Exercise inputs:
--- BEGIN ---
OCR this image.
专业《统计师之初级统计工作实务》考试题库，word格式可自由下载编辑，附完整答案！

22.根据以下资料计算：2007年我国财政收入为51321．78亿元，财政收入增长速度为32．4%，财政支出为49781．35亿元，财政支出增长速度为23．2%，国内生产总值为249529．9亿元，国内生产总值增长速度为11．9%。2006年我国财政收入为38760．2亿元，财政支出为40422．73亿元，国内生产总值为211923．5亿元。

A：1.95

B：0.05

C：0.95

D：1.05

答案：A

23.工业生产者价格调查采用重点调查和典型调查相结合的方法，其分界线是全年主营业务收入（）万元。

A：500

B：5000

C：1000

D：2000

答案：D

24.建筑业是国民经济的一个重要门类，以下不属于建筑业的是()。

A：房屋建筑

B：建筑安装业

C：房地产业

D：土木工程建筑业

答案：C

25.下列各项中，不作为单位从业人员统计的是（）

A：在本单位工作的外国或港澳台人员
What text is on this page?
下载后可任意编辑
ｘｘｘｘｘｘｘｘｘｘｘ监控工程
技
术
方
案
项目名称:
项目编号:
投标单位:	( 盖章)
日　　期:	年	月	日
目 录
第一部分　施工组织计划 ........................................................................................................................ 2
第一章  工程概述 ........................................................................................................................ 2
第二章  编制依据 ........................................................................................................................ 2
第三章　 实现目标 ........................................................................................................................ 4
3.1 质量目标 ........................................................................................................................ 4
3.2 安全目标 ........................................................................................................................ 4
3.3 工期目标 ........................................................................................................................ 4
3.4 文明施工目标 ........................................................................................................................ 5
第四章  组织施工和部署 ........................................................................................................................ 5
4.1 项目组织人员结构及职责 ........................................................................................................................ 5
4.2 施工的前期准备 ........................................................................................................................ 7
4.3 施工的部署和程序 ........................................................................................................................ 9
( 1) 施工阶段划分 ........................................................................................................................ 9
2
--- END ---
Task brief: Gather up every line in the data above that contains the word "this", copying each one.

Problem solution:
OCR this image.
What text is on this page?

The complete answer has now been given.